(Problem details): Search the material below for the string "this" and extract each line that has it.

(Data to process):
-- -- --

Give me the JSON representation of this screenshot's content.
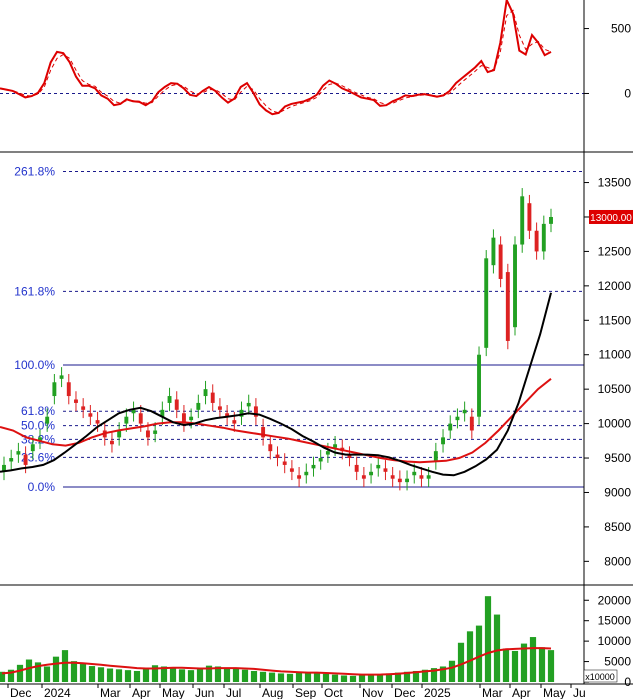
{
  "colors": {
    "background": "#ffffff",
    "candle_up": "#22a022",
    "candle_down": "#dd2222",
    "ma_fast": "#000000",
    "ma_slow": "#dd1111",
    "fib_line": "#1a1a8c",
    "fib_label": "#2233cc",
    "oscillator": "#dd0000",
    "oscillator_signal": "#dd0000",
    "volume_bar": "#22a022",
    "volume_ma": "#dd1111",
    "price_tag_bg": "#dd0000",
    "price_tag_text": "#ffffff",
    "axis": "#000000",
    "zero_line": "#1a1a8c"
  },
  "chart_data": [
    {
      "panel": "oscillator",
      "type": "line",
      "y_ticks": [
        "500",
        "0"
      ],
      "y_tick_values": [
        500,
        0
      ],
      "ylim": [
        -420,
        720
      ],
      "zero_line": true,
      "series": [
        {
          "style": "solid",
          "values": [
            40,
            30,
            20,
            -5,
            -30,
            -20,
            5,
            80,
            240,
            320,
            310,
            240,
            130,
            60,
            60,
            40,
            -15,
            -40,
            -90,
            -80,
            -45,
            -60,
            -65,
            -90,
            -60,
            10,
            50,
            80,
            75,
            40,
            -10,
            -20,
            20,
            50,
            20,
            -30,
            -70,
            -40,
            50,
            80,
            5,
            -85,
            -130,
            -160,
            -150,
            -100,
            -80,
            -70,
            -60,
            -40,
            -10,
            60,
            100,
            75,
            40,
            20,
            -5,
            -30,
            -40,
            -50,
            -95,
            -90,
            -60,
            -40,
            -15,
            -20,
            -10,
            -5,
            -15,
            -25,
            -15,
            20,
            80,
            120,
            160,
            200,
            250,
            165,
            180,
            390,
            720,
            615,
            330,
            300,
            450,
            390,
            295,
            320
          ]
        },
        {
          "style": "dashed",
          "values": [
            35,
            30,
            22,
            5,
            -15,
            -20,
            -5,
            50,
            180,
            270,
            300,
            270,
            180,
            100,
            70,
            55,
            10,
            -20,
            -60,
            -75,
            -55,
            -55,
            -60,
            -75,
            -70,
            -20,
            25,
            60,
            70,
            55,
            20,
            -5,
            5,
            30,
            30,
            0,
            -40,
            -50,
            10,
            55,
            30,
            -40,
            -95,
            -135,
            -150,
            -125,
            -100,
            -85,
            -70,
            -55,
            -30,
            25,
            70,
            80,
            60,
            35,
            10,
            -10,
            -30,
            -40,
            -70,
            -85,
            -75,
            -55,
            -35,
            -25,
            -15,
            -10,
            -12,
            -20,
            -18,
            0,
            45,
            90,
            130,
            170,
            215,
            200,
            180,
            320,
            600,
            640,
            450,
            340,
            380,
            400,
            340,
            320
          ]
        }
      ]
    },
    {
      "panel": "price",
      "type": "candlestick",
      "ylim": [
        7700,
        13900
      ],
      "y_ticks": [
        "13500",
        "13000",
        "12500",
        "12000",
        "11500",
        "11000",
        "10500",
        "10000",
        "9500",
        "9000",
        "8500",
        "8000"
      ],
      "y_tick_values": [
        13500,
        13000,
        12500,
        12000,
        11500,
        11000,
        10500,
        10000,
        9500,
        9000,
        8500,
        8000
      ],
      "x_labels": [
        "Dec",
        "2024",
        "Mar",
        "Apr",
        "May",
        "Jun",
        "Jul",
        "Aug",
        "Sep",
        "Oct",
        "Nov",
        "Dec",
        "2025",
        "Mar",
        "Apr",
        "May",
        "Ju"
      ],
      "price_tag": "13000.00",
      "price_tag_value": 13000,
      "fibonacci": [
        {
          "label": "261.8%",
          "value": 13660,
          "style": "dashed"
        },
        {
          "label": "161.8%",
          "value": 11920,
          "style": "dashed"
        },
        {
          "label": "100.0%",
          "value": 10850,
          "style": "solid"
        },
        {
          "label": "61.8%",
          "value": 10180,
          "style": "dashed"
        },
        {
          "label": "50.0%",
          "value": 9970,
          "style": "dashed"
        },
        {
          "label": "38.2%",
          "value": 9770,
          "style": "dashed"
        },
        {
          "label": "23.6%",
          "value": 9510,
          "style": "dashed"
        },
        {
          "label": "0.0%",
          "value": 9080,
          "style": "solid"
        }
      ],
      "closes": [
        9400,
        9500,
        9600,
        9400,
        9700,
        9800,
        10100,
        10600,
        10700,
        10400,
        10300,
        10200,
        10100,
        10000,
        9800,
        9700,
        9900,
        10100,
        10200,
        10000,
        9800,
        9900,
        10200,
        10400,
        10200,
        10000,
        10100,
        10300,
        10500,
        10300,
        10200,
        10100,
        10000,
        10200,
        10300,
        10100,
        9800,
        9600,
        9500,
        9400,
        9300,
        9200,
        9300,
        9400,
        9500,
        9600,
        9700,
        9600,
        9500,
        9300,
        9200,
        9300,
        9400,
        9300,
        9200,
        9150,
        9200,
        9300,
        9200,
        9250,
        9600,
        9800,
        10000,
        10100,
        10200,
        9900,
        11000,
        12400,
        12700,
        12100,
        11200,
        12600,
        13300,
        12800,
        12500,
        12900,
        13000
      ],
      "opens": [
        9300,
        9450,
        9550,
        9550,
        9600,
        9750,
        10000,
        10400,
        10650,
        10600,
        10350,
        10250,
        10150,
        10050,
        9900,
        9750,
        9800,
        10000,
        10150,
        10150,
        9900,
        9850,
        10100,
        10300,
        10350,
        10150,
        10050,
        10200,
        10400,
        10450,
        10250,
        10150,
        10050,
        10100,
        10250,
        10250,
        9950,
        9700,
        9550,
        9450,
        9350,
        9250,
        9250,
        9350,
        9450,
        9550,
        9650,
        9650,
        9550,
        9400,
        9250,
        9250,
        9350,
        9350,
        9250,
        9200,
        9150,
        9250,
        9250,
        9200,
        9450,
        9700,
        9900,
        10050,
        10150,
        10100,
        10100,
        11100,
        12300,
        12600,
        12200,
        11400,
        12600,
        13200,
        12800,
        12500,
        12900
      ],
      "ma_fast": [
        9300,
        9320,
        9350,
        9370,
        9400,
        9470,
        9580,
        9700,
        9820,
        9950,
        10050,
        10150,
        10200,
        10230,
        10180,
        10100,
        10020,
        9980,
        10000,
        10050,
        10080,
        10100,
        10120,
        10150,
        10130,
        10070,
        10000,
        9920,
        9820,
        9740,
        9650,
        9580,
        9550,
        9550,
        9550,
        9540,
        9510,
        9460,
        9400,
        9350,
        9300,
        9260,
        9250,
        9300,
        9380,
        9480,
        9620,
        9900,
        10300,
        10800,
        11300,
        11900
      ],
      "ma_slow": [
        9950,
        9900,
        9800,
        9750,
        9700,
        9680,
        9720,
        9800,
        9860,
        9900,
        9930,
        9960,
        10000,
        10020,
        10020,
        10000,
        9970,
        9940,
        9900,
        9870,
        9840,
        9810,
        9780,
        9740,
        9700,
        9660,
        9620,
        9580,
        9540,
        9500,
        9470,
        9450,
        9440,
        9450,
        9460,
        9500,
        9580,
        9720,
        9900,
        10100,
        10300,
        10500,
        10650
      ]
    },
    {
      "panel": "volume",
      "type": "bar",
      "unit_label": "x10000",
      "ylim": [
        0,
        23000
      ],
      "y_ticks": [
        "20000",
        "15000",
        "10000",
        "5000",
        "0"
      ],
      "y_tick_values": [
        20000,
        15000,
        10000,
        5000,
        0
      ],
      "values": [
        2500,
        3000,
        4200,
        5500,
        4800,
        3800,
        6200,
        7800,
        5100,
        4400,
        3900,
        3600,
        3300,
        3100,
        2900,
        2700,
        3400,
        4100,
        3800,
        3600,
        3100,
        2900,
        3300,
        4000,
        3800,
        3500,
        3200,
        3000,
        2700,
        2500,
        2300,
        2100,
        2000,
        2200,
        2400,
        2200,
        2000,
        1800,
        1600,
        1500,
        1600,
        1700,
        1900,
        2100,
        2300,
        2500,
        2700,
        3000,
        3400,
        3800,
        5200,
        9600,
        12400,
        13800,
        21000,
        16500,
        8200,
        7600,
        9400,
        11000,
        8500,
        7800
      ],
      "ma_values": [
        2100,
        2300,
        2800,
        3400,
        3900,
        4200,
        4500,
        4700,
        4700,
        4600,
        4400,
        4200,
        4000,
        3800,
        3600,
        3400,
        3300,
        3300,
        3400,
        3500,
        3500,
        3400,
        3300,
        3300,
        3400,
        3400,
        3400,
        3300,
        3200,
        3000,
        2800,
        2600,
        2500,
        2400,
        2300,
        2300,
        2200,
        2100,
        2000,
        1900,
        1800,
        1800,
        1800,
        1900,
        2000,
        2200,
        2400,
        2600,
        2800,
        3100,
        3500,
        4300,
        5200,
        6200,
        7100,
        7700,
        8000,
        8100,
        8200,
        8300,
        8300,
        8200
      ]
    }
  ]
}
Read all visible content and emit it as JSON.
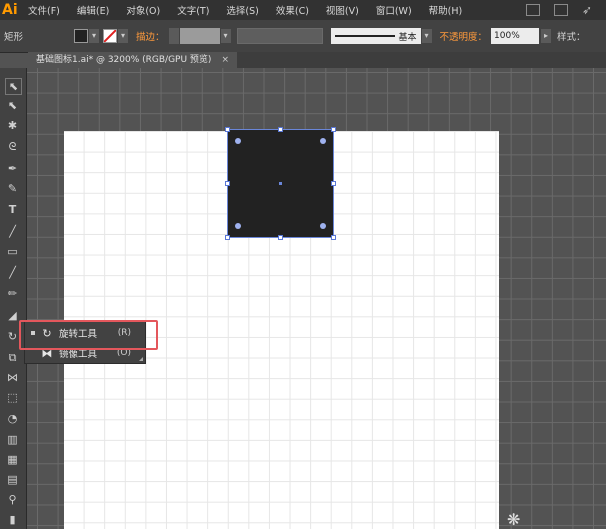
{
  "app": {
    "logo": "Ai"
  },
  "menu": {
    "items": [
      "文件(F)",
      "编辑(E)",
      "对象(O)",
      "文字(T)",
      "选择(S)",
      "效果(C)",
      "视图(V)",
      "窗口(W)",
      "帮助(H)"
    ]
  },
  "control_bar": {
    "tool_label": "矩形",
    "fill_color": "#222222",
    "stroke_label": "描边：",
    "stroke_style": "基本",
    "opacity_label": "不透明度：",
    "opacity_value": "100%",
    "style_label": "样式："
  },
  "document_tab": {
    "title": "基础图标1.ai* @ 3200% (RGB/GPU 预览)",
    "close": "×"
  },
  "flyout": {
    "items": [
      {
        "label": "旋转工具",
        "shortcut": "(R)",
        "icon": "rotate-icon",
        "active": true
      },
      {
        "label": "镜像工具",
        "shortcut": "(O)",
        "icon": "reflect-icon",
        "active": false
      }
    ]
  },
  "colors": {
    "accent_orange": "#ff9a3c",
    "selection_blue": "#5a78d6",
    "highlight_red": "#e4575c"
  }
}
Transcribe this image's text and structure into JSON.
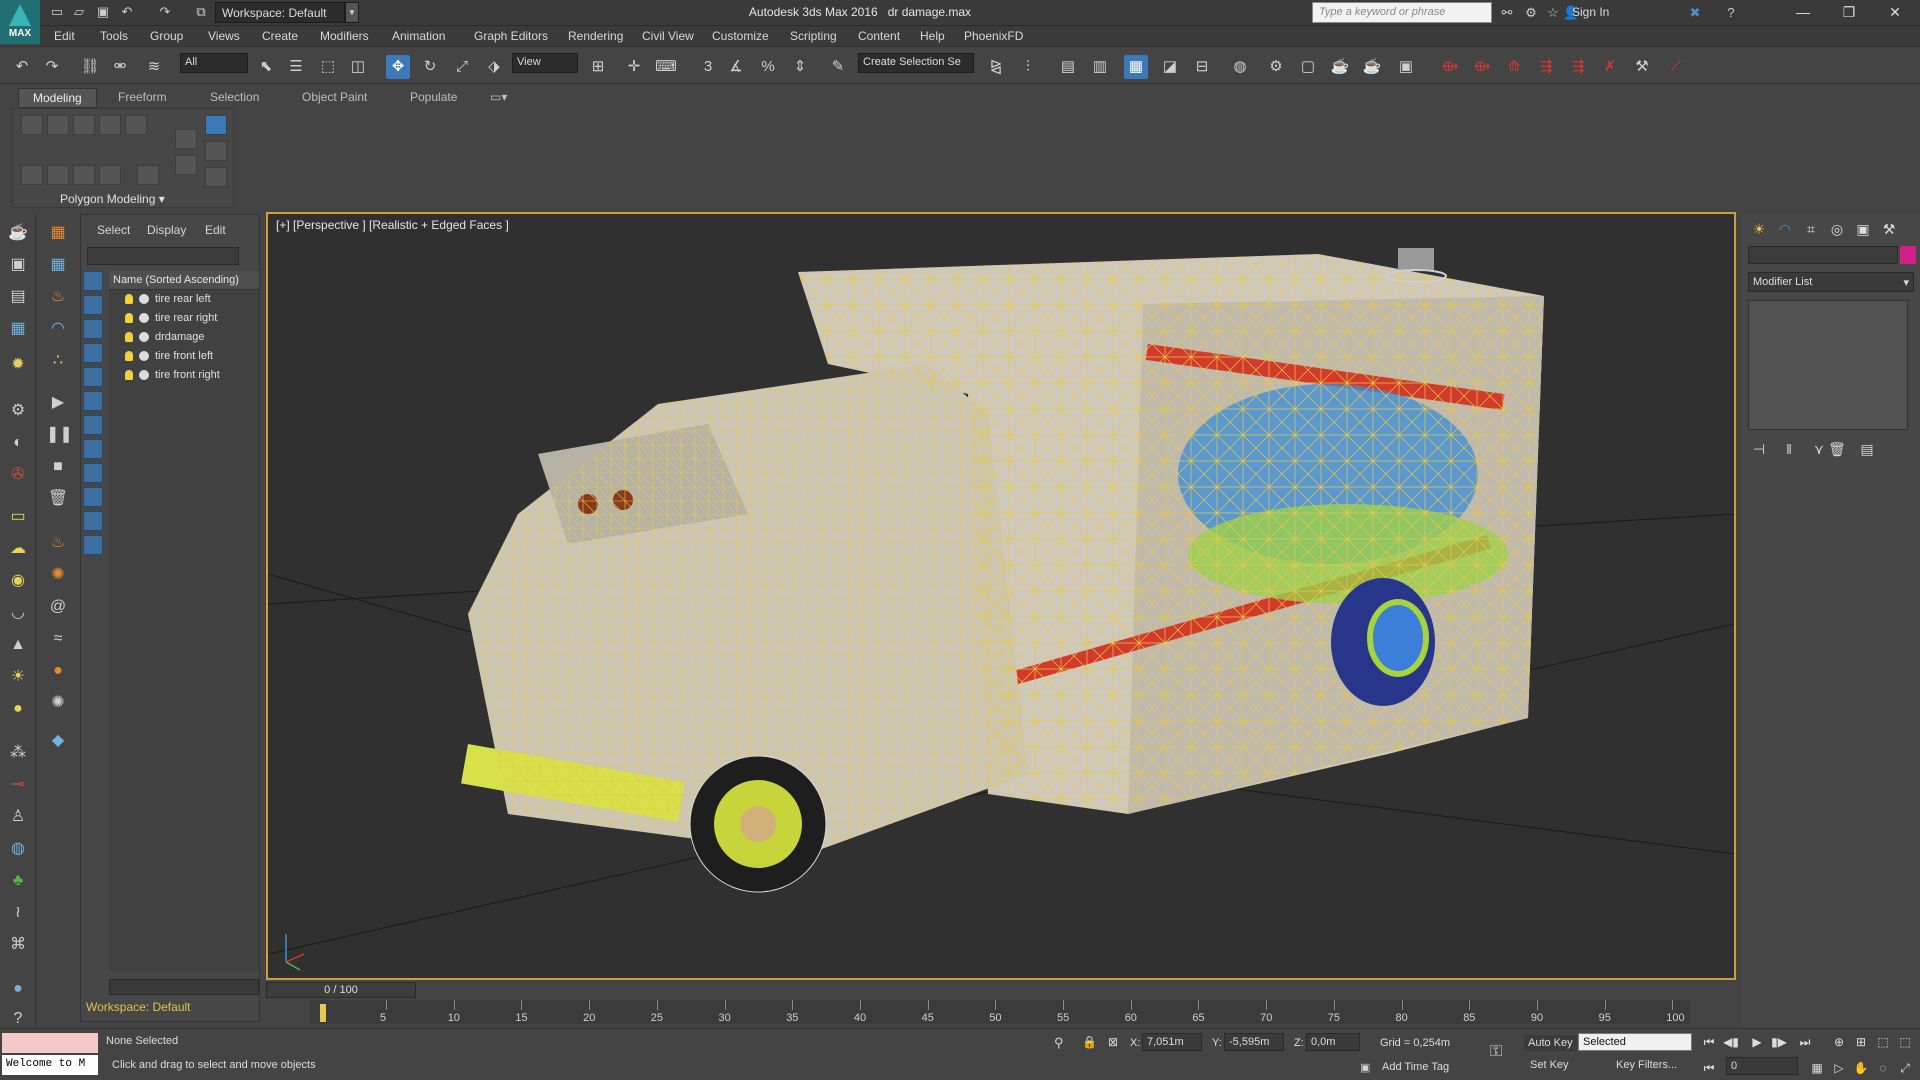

-- -- --

(Exercise response):
Give me the JSON representation of this screenshot's content.
Transcribe this image's text and structure into JSON.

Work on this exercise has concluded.